» **What is asked**: Each line below either holds the string "JSON" or doesn't. Count those that do and give only the number.
## start Stored data
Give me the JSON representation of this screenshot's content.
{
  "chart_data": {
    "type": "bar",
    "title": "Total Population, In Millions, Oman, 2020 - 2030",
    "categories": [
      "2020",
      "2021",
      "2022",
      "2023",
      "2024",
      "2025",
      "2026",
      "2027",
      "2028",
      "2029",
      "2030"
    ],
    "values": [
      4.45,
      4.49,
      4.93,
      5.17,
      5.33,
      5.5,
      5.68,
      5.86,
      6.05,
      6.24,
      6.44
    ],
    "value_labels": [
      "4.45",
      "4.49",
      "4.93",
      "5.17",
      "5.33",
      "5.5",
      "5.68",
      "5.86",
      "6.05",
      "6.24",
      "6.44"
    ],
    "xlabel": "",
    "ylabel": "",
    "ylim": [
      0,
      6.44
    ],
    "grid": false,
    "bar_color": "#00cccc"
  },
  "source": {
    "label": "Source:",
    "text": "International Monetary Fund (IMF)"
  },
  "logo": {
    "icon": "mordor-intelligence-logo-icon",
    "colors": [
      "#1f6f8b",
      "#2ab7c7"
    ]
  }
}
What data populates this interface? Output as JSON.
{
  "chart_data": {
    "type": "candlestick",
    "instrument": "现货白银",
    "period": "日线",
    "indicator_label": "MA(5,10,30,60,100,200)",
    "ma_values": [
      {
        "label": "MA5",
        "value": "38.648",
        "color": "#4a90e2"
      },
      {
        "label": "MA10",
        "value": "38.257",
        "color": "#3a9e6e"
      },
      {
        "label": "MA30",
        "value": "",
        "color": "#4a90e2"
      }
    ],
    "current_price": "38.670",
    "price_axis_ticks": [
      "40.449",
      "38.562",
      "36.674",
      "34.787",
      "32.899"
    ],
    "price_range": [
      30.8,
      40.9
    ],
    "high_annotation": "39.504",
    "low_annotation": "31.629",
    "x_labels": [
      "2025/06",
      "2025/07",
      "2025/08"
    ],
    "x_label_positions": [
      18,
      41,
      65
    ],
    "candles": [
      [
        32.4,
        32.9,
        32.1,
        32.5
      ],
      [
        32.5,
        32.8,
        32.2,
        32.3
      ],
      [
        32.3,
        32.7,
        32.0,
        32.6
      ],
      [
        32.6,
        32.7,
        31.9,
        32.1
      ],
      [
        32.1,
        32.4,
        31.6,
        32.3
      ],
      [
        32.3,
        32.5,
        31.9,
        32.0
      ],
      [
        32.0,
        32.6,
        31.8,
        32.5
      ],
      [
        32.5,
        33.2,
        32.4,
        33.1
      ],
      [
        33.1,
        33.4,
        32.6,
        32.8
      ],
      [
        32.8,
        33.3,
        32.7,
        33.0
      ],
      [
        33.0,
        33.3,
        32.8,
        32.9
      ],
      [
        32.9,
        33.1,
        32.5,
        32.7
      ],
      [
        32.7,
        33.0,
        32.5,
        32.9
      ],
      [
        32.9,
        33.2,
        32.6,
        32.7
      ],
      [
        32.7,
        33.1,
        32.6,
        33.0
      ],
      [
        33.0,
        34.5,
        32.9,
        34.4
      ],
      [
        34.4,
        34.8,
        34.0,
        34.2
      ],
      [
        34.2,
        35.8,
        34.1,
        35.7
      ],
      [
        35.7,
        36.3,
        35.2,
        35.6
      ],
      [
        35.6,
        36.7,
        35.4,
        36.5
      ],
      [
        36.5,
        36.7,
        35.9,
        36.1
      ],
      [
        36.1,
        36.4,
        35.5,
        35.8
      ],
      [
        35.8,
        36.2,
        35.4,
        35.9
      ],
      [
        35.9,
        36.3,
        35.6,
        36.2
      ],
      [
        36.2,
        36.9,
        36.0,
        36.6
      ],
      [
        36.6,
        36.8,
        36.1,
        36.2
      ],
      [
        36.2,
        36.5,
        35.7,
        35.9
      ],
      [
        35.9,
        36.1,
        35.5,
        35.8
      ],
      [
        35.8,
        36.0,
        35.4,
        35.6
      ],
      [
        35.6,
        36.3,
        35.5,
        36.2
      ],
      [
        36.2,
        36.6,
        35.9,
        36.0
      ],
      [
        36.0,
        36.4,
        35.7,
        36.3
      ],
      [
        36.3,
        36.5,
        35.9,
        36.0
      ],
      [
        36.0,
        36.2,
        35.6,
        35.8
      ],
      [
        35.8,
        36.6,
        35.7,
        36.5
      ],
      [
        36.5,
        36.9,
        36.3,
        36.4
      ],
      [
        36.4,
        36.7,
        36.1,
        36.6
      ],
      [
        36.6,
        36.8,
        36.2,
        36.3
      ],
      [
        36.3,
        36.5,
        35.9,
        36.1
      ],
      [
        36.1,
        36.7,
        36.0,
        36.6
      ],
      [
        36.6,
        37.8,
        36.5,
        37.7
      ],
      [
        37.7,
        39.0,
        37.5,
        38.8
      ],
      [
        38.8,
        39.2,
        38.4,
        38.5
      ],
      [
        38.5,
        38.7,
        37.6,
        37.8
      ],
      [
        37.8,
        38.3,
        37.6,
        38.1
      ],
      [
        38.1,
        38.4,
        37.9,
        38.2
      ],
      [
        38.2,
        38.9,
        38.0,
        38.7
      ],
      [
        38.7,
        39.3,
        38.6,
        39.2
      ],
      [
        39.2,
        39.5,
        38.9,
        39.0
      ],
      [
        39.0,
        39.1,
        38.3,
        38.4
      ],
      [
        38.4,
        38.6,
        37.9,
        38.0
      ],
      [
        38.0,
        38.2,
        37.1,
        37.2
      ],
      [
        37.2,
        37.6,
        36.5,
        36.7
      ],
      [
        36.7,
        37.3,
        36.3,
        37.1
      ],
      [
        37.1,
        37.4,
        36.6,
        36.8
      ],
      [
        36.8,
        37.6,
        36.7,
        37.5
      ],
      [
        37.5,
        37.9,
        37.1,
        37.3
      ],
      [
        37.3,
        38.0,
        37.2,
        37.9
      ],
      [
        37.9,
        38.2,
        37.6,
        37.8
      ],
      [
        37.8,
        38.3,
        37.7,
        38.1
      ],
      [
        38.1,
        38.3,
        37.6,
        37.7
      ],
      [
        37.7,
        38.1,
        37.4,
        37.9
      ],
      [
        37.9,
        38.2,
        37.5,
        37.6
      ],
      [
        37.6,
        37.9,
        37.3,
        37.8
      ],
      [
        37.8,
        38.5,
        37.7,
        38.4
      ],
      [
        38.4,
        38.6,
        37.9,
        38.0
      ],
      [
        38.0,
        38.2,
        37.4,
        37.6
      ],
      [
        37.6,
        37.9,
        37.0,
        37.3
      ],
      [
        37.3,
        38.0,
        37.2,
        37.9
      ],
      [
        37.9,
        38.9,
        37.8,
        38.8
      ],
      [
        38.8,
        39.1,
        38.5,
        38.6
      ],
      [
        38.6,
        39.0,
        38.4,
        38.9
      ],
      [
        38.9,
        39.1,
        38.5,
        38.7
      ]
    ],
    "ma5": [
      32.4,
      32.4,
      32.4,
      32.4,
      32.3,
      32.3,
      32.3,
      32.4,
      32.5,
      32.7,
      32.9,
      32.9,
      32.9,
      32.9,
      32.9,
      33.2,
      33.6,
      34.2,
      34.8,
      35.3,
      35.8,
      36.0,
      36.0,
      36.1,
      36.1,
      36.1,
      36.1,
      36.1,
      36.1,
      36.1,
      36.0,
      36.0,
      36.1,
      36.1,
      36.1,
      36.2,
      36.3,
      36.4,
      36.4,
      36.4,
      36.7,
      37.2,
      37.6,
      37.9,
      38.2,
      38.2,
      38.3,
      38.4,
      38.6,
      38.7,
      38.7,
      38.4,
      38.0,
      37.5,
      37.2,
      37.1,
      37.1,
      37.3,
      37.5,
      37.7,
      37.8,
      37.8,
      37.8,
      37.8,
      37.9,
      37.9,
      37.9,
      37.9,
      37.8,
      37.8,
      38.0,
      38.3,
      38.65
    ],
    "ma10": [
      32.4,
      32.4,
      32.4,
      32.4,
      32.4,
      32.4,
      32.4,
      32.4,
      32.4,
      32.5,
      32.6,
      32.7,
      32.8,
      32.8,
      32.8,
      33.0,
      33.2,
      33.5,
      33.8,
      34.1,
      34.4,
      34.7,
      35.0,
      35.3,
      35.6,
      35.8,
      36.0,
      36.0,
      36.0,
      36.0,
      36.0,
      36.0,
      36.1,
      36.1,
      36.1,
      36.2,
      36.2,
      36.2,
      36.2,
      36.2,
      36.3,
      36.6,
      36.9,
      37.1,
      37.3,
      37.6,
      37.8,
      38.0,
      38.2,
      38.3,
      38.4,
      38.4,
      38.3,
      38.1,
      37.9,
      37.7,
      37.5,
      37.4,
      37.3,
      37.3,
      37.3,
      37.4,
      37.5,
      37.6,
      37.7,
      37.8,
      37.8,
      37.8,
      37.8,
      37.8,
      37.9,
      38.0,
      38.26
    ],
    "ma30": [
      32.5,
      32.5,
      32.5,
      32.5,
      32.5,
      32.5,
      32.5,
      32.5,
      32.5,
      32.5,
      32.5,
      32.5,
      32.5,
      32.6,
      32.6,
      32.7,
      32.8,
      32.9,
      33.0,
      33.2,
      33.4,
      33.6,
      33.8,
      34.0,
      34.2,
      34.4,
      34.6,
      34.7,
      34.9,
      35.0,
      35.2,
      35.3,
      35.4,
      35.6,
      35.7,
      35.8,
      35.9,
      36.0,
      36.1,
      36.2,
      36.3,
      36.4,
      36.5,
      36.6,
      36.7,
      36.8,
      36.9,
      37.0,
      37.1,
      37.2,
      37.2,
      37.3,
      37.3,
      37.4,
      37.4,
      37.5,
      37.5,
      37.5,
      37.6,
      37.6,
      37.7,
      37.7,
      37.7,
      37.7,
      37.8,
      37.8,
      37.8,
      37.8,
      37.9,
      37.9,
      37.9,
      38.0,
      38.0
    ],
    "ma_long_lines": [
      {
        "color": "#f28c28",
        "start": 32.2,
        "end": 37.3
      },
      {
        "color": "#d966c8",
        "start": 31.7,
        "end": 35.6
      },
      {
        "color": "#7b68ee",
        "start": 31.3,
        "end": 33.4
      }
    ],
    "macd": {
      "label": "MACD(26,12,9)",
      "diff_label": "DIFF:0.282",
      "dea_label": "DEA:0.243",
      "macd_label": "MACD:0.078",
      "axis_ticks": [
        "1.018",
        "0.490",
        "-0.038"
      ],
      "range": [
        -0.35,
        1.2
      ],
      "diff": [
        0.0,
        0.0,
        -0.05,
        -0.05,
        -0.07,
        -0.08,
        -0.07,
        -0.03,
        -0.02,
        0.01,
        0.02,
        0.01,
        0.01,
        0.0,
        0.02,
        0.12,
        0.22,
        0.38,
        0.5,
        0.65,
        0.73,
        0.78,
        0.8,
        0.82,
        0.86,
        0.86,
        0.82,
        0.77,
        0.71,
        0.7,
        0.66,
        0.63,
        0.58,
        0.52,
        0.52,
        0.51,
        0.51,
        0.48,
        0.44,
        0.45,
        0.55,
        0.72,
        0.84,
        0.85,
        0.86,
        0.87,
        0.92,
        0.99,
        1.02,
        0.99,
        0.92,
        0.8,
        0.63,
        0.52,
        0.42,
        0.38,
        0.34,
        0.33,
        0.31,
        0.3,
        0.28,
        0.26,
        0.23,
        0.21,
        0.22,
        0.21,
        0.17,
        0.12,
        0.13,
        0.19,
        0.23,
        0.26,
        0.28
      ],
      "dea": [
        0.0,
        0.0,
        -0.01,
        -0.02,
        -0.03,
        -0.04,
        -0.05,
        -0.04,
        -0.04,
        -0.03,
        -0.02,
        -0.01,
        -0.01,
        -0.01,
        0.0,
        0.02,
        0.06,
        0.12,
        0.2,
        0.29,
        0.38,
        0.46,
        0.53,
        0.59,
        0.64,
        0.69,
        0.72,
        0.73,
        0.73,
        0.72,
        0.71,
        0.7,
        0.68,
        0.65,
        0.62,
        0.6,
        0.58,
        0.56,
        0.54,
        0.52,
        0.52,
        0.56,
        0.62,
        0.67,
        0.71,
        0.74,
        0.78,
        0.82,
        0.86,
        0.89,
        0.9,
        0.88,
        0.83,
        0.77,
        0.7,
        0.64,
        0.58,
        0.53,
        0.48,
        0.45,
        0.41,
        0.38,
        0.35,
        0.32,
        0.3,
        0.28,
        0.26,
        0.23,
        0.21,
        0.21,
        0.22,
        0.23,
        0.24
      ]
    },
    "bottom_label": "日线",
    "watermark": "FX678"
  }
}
## end Stored data
» **Task result**: 2